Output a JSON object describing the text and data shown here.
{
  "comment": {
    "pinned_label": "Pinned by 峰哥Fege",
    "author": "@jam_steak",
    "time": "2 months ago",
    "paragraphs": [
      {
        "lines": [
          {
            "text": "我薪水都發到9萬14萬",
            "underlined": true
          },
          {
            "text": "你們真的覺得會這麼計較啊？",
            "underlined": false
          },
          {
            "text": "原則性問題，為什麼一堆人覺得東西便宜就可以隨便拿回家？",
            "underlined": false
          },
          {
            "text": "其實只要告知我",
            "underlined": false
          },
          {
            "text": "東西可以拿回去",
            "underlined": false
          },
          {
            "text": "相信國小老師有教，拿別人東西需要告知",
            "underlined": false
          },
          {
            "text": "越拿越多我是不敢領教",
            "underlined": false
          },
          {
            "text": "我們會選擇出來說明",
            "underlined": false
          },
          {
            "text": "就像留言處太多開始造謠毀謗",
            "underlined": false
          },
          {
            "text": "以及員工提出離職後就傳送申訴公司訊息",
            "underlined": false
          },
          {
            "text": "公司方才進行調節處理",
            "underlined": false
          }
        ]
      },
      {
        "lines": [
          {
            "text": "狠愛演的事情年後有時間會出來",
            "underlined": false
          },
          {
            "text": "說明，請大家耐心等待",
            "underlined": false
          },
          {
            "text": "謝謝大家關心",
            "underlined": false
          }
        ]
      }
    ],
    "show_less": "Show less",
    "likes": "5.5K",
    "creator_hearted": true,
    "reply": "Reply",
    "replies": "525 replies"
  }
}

# YOUR TASK
Show the lines of the records that contain the word "true".

# FULL OUTPUT
            "underlined": true
    "creator_hearted": true,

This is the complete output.